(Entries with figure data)
▬▬▬▬▬▬▬▬▬▬

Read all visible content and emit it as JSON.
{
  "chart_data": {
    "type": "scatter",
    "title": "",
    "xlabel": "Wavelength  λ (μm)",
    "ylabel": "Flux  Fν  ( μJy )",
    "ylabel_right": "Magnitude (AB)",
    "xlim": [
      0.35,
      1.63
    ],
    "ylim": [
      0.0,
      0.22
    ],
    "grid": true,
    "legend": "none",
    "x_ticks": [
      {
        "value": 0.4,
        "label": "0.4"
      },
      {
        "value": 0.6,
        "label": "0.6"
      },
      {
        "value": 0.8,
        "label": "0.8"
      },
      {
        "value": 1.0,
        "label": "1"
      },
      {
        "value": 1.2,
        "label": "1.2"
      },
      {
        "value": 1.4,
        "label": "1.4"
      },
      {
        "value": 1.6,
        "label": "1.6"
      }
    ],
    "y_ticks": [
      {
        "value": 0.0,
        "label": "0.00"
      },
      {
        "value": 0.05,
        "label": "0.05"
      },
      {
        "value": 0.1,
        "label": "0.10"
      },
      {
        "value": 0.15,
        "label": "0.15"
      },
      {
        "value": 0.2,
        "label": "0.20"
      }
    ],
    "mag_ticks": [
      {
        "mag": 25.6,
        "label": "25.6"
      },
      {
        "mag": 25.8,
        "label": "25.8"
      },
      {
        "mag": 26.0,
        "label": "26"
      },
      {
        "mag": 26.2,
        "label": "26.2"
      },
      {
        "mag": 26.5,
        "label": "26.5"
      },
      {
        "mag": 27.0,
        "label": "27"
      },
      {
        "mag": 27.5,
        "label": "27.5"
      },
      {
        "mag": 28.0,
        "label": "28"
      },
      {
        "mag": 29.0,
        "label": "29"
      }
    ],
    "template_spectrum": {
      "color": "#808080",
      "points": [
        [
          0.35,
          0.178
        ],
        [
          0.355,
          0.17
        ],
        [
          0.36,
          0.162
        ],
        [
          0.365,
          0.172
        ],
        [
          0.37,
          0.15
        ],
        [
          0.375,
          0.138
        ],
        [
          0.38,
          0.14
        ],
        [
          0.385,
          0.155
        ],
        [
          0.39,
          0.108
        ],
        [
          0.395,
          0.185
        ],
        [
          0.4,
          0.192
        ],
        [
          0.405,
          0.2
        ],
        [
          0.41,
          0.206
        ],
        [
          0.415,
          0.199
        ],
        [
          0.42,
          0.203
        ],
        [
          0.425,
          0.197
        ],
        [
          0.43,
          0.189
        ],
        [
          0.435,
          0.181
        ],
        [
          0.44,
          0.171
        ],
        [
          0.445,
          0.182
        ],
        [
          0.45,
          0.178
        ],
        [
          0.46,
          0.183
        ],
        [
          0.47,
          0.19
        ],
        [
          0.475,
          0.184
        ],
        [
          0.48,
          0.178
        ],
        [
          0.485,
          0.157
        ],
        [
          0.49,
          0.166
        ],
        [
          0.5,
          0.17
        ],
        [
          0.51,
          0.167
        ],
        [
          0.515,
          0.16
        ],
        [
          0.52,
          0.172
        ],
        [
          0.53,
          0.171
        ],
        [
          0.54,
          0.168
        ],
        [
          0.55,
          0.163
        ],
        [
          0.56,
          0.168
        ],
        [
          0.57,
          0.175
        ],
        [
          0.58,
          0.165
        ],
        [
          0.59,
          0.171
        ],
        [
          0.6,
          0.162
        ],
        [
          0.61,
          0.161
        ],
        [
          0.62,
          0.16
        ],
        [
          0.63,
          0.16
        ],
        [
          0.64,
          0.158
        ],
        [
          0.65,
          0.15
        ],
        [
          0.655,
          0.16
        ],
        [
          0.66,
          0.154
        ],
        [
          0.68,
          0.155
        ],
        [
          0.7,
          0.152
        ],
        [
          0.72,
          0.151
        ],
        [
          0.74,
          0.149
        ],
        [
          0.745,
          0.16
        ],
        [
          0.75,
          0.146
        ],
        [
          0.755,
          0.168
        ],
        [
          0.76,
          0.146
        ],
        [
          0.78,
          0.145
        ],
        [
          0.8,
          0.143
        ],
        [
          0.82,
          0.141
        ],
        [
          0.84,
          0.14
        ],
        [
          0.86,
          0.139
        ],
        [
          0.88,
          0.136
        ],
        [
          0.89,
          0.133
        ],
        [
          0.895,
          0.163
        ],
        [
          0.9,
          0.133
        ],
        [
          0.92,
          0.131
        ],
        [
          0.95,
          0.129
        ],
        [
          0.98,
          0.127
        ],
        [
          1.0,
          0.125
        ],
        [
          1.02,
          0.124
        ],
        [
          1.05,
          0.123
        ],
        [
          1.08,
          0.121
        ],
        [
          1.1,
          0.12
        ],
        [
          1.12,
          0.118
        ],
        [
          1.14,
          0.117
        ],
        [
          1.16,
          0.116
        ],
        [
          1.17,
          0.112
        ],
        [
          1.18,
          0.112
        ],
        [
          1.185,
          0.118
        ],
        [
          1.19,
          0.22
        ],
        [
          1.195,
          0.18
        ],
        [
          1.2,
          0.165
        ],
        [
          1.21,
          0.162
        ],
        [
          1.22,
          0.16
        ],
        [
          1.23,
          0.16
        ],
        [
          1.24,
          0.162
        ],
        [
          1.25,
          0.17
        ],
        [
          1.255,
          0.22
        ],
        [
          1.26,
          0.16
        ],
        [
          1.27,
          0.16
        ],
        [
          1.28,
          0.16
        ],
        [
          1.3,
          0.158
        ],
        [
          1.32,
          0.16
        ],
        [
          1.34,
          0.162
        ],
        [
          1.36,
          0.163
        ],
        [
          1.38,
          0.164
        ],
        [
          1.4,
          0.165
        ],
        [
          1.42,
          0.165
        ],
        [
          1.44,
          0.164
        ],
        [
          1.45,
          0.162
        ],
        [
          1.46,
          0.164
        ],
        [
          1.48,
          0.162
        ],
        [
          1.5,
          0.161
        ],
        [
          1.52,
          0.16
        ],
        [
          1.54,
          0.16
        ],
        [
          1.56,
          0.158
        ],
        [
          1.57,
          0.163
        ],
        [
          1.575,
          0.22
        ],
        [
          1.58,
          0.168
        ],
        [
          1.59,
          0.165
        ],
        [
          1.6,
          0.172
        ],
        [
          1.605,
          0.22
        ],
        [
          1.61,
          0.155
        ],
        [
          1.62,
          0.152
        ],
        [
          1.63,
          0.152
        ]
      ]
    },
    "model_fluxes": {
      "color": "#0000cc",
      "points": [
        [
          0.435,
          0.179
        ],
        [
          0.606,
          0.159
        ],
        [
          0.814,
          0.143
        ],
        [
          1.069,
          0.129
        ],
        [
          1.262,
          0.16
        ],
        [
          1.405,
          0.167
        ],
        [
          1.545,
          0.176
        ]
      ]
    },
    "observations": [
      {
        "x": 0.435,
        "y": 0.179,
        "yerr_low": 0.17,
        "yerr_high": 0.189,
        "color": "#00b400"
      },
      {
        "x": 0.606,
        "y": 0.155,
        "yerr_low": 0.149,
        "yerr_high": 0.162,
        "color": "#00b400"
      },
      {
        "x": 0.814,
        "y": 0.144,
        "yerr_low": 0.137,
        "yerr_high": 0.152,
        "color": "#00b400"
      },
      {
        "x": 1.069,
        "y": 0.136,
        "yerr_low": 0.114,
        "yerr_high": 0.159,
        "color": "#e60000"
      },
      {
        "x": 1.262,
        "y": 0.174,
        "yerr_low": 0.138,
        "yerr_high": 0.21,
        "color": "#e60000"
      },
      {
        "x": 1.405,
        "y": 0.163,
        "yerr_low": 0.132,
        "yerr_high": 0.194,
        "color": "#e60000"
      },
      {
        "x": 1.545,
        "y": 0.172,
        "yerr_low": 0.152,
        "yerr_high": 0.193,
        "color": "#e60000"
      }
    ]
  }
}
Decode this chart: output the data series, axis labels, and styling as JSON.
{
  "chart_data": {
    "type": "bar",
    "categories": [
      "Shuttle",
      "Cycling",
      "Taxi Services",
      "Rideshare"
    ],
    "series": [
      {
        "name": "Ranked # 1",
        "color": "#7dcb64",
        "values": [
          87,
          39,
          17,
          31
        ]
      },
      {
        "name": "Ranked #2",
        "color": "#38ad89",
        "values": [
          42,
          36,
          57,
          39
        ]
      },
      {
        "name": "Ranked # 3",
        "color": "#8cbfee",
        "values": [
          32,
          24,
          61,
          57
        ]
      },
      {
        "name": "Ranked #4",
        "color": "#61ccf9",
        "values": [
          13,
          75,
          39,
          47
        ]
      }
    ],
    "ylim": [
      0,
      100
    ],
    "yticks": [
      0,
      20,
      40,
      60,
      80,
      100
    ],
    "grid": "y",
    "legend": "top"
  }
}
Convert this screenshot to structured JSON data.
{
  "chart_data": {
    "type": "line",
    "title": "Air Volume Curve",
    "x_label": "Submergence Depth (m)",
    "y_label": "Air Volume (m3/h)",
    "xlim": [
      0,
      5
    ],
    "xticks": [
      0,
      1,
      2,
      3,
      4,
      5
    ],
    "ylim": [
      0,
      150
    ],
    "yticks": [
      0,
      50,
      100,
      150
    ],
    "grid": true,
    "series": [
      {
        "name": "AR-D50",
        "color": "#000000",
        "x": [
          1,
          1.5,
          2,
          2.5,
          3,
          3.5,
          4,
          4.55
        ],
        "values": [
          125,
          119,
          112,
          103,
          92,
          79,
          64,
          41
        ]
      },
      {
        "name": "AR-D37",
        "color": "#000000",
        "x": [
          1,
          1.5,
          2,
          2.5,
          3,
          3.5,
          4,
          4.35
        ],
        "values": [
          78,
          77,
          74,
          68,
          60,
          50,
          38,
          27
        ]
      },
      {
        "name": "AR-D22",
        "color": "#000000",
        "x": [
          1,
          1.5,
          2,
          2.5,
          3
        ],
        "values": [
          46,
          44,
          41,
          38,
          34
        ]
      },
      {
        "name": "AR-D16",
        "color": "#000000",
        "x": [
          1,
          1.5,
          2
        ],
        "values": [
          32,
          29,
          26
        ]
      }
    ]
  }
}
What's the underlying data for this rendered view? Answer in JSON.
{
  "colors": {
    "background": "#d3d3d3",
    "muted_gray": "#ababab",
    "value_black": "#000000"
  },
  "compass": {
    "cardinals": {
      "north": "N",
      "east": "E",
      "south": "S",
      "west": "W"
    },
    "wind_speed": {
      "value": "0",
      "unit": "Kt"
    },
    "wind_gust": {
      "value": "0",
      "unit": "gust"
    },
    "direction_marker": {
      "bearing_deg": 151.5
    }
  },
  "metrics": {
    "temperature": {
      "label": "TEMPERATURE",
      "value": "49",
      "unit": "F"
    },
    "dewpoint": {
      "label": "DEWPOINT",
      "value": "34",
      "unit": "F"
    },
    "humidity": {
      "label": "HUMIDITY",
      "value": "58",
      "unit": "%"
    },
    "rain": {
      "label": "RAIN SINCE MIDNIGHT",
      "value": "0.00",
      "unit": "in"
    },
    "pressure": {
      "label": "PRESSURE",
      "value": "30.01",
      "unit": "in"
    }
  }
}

▬▬▬▬▬▬▬▬▬▬

**What the task requires:** Show all lines from the records above where the word "Volume" occurs.

**Exercise answer:**
    "title": "Air Volume Curve",
    "y_label": "Air Volume (m3/h)",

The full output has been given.